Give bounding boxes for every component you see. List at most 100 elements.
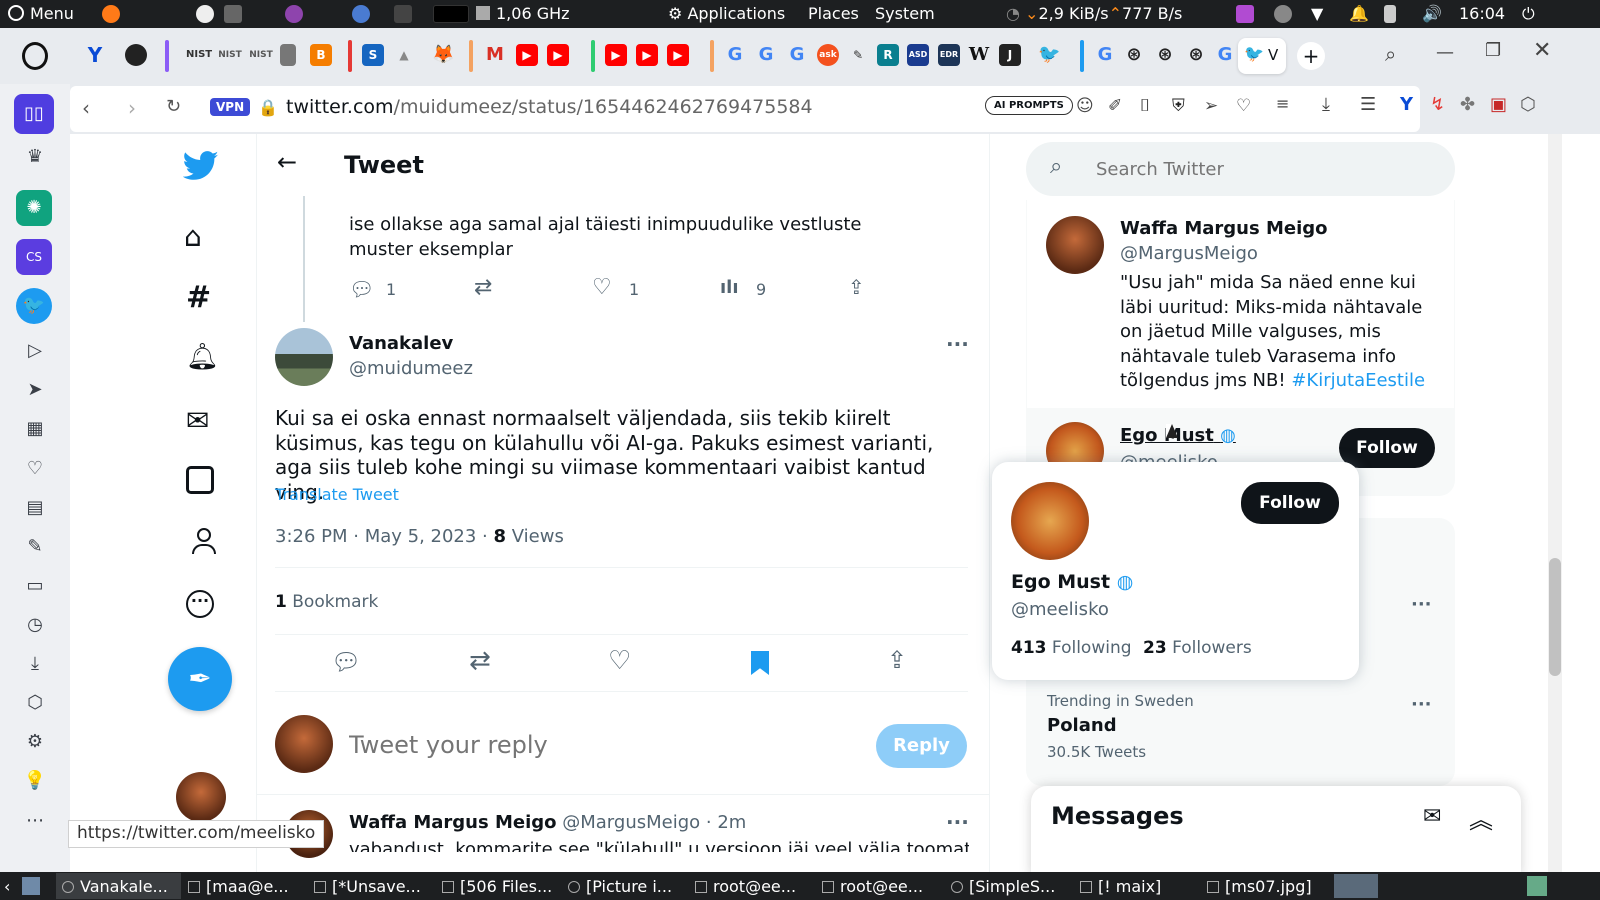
hashtag-link[interactable]: #KirjutaEestile <box>1291 370 1425 391</box>
reply-icon[interactable]: 💬︎ <box>331 648 361 676</box>
dribbble-icon[interactable]: ⊛ <box>1123 44 1145 66</box>
forward-icon[interactable]: › <box>128 96 136 120</box>
wikipedia-icon[interactable]: W <box>968 44 990 66</box>
reply-icon[interactable]: 💬︎ <box>349 277 374 301</box>
trend-topic[interactable]: Poland <box>1047 715 1117 736</box>
trend-more-icon[interactable]: ··· <box>1411 594 1432 615</box>
system-menu[interactable]: System <box>875 4 935 23</box>
extension-y-icon[interactable]: Y <box>1400 94 1413 115</box>
more-icon[interactable]: ⋯ <box>22 808 48 834</box>
opera-logo-icon[interactable] <box>22 42 48 70</box>
reply-input[interactable] <box>349 724 849 766</box>
collapse-icon[interactable]: ︽ <box>1469 800 1493 835</box>
share-icon[interactable]: ➢ <box>1204 96 1218 116</box>
lock-icon[interactable]: 🔒 <box>258 98 278 117</box>
chatgpt-icon[interactable]: ✺ <box>16 190 52 226</box>
card-avatar[interactable] <box>1046 216 1104 274</box>
notification-bell-icon[interactable]: 🔔 <box>1349 4 1369 23</box>
youtube-icon[interactable]: ▶ <box>547 44 569 66</box>
news-icon[interactable]: ▤ <box>22 495 48 521</box>
edit-icon[interactable]: ✎ <box>22 534 48 560</box>
youtube-icon[interactable]: ▶ <box>667 44 689 66</box>
settings-icon[interactable] <box>224 5 242 23</box>
hover-following[interactable]: 413 Following <box>1011 638 1132 658</box>
volume-icon[interactable]: 🔊 <box>1422 4 1442 23</box>
close-icon[interactable]: ✕ <box>1533 38 1551 63</box>
github-icon[interactable] <box>125 44 147 66</box>
send-icon[interactable]: ➤ <box>22 377 48 403</box>
hover-followers[interactable]: 23 Followers <box>1143 638 1252 658</box>
profile-hover-card[interactable]: Follow Ego Must ◍ @meelisko 413 Followin… <box>992 462 1359 680</box>
home-icon[interactable]: ⌂ <box>184 220 218 254</box>
url-field[interactable]: twitter.com/muidumeez/status/16544624627… <box>286 96 813 118</box>
like-icon[interactable]: ♡ <box>608 646 631 676</box>
taskbar-item[interactable]: [Picture i... <box>568 877 672 896</box>
tabs-icon[interactable]: ▭ <box>22 573 48 599</box>
youtube-icon[interactable]: ▶ <box>605 44 627 66</box>
extensions-icon[interactable]: ⬡ <box>22 690 48 716</box>
tab-icon-s[interactable]: S <box>362 44 384 66</box>
messages-drawer[interactable]: Messages ✉ ︽ <box>1031 786 1521 876</box>
opera-launcher-icon[interactable] <box>352 5 370 23</box>
heart-icon[interactable]: ♡ <box>22 456 48 482</box>
show-desktop-icon[interactable] <box>22 877 40 895</box>
extension-box-icon[interactable]: ▣ <box>1490 94 1507 115</box>
twitter-blue-icon[interactable] <box>186 466 214 494</box>
google-icon[interactable]: G <box>1214 44 1236 66</box>
explore-icon[interactable]: # <box>186 280 220 315</box>
menu-icon[interactable]: ☰ <box>1360 94 1376 115</box>
more-options-icon[interactable]: ··· <box>186 590 214 618</box>
player-icon[interactable]: ▷ <box>22 338 48 364</box>
cube-icon[interactable]: ⬡ <box>1520 94 1536 115</box>
crown-icon[interactable]: ♛ <box>22 144 48 170</box>
gmail-icon[interactable]: M <box>484 44 506 66</box>
emoji-icon[interactable]: ☺ <box>1076 96 1094 116</box>
reply-button[interactable]: Reply <box>876 724 967 768</box>
hover-handle[interactable]: @meelisko <box>1011 599 1109 620</box>
youtube-icon[interactable]: ▶ <box>516 44 538 66</box>
retweet-icon[interactable]: ⇄ <box>469 646 491 676</box>
retweet-icon[interactable]: ⇄ <box>474 275 492 300</box>
twitter-logo-icon[interactable] <box>183 150 219 182</box>
downloads-icon[interactable]: ⤓ <box>22 651 48 677</box>
trash-icon[interactable] <box>1527 876 1547 896</box>
scrollbar-thumb[interactable] <box>1549 558 1561 676</box>
taskbar-item[interactable]: [ms07.jpg] <box>1207 877 1312 896</box>
share-icon[interactable]: ⇪ <box>848 275 865 299</box>
chatsonic-icon[interactable]: CS <box>16 239 52 275</box>
share-icon[interactable]: ⇪ <box>887 646 907 674</box>
taskbar-item[interactable]: root@ee... <box>822 877 923 896</box>
edr-icon[interactable]: EDR <box>938 44 960 66</box>
tor-icon[interactable] <box>285 5 303 23</box>
easy-setup-icon[interactable]: ≡ <box>1276 94 1289 113</box>
vpn-badge[interactable]: VPN <box>210 98 251 116</box>
dribbble-icon[interactable]: ⊛ <box>1185 44 1207 66</box>
card-name[interactable]: Waffa Margus Meigo <box>1120 218 1328 239</box>
battery-icon[interactable] <box>1384 5 1396 23</box>
scroll-left-icon[interactable]: ‹ <box>4 877 10 896</box>
inkscape-icon[interactable] <box>196 5 214 23</box>
heart-icon[interactable]: ♡ <box>1236 96 1251 116</box>
nist-icon[interactable]: NIST <box>186 44 212 66</box>
puzzle-icon[interactable]: ✤ <box>1460 94 1475 115</box>
tab-icon-j[interactable]: J <box>999 44 1021 66</box>
back-arrow-icon[interactable]: ← <box>277 148 297 176</box>
youtube-icon[interactable]: ▶ <box>636 44 658 66</box>
terminal-icon[interactable] <box>394 5 412 23</box>
reader-icon[interactable]: ▯▯ <box>14 94 54 134</box>
google-icon[interactable]: G <box>1094 44 1116 66</box>
taskbar-item[interactable]: [506 Files... <box>442 877 552 896</box>
bookmark-stats[interactable]: 1 Bookmark <box>275 592 378 612</box>
taskbar-item[interactable]: [maa@e... <box>188 877 289 896</box>
google-icon[interactable]: G <box>755 44 777 66</box>
back-icon[interactable]: ‹ <box>82 96 90 120</box>
pen-icon[interactable]: ✐ <box>1108 96 1122 116</box>
ai-prompts-button[interactable]: AI PROMPTS <box>985 96 1073 115</box>
search-input[interactable] <box>1096 152 1426 186</box>
reply-author[interactable]: Waffa Margus Meigo @MargusMeigo · 2m <box>349 812 746 833</box>
taskbar-item[interactable]: [*Unsave... <box>314 877 421 896</box>
google-icon[interactable]: G <box>724 44 746 66</box>
download-icon[interactable]: ⤓ <box>1322 94 1330 115</box>
taskbar-item[interactable]: Vanakale... <box>56 873 181 899</box>
dribbble-icon[interactable]: ⊛ <box>1154 44 1176 66</box>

::::

Copy out every line of the rows above that contains the string "more", matching uppercase and lowercase exactly.

trend-more-icon[interactable]: ··· <box>1411 594 1432 615</box>
more-icon[interactable]: ⋯ <box>22 808 48 834</box>
more-options-icon[interactable]: ··· <box>186 590 214 618</box>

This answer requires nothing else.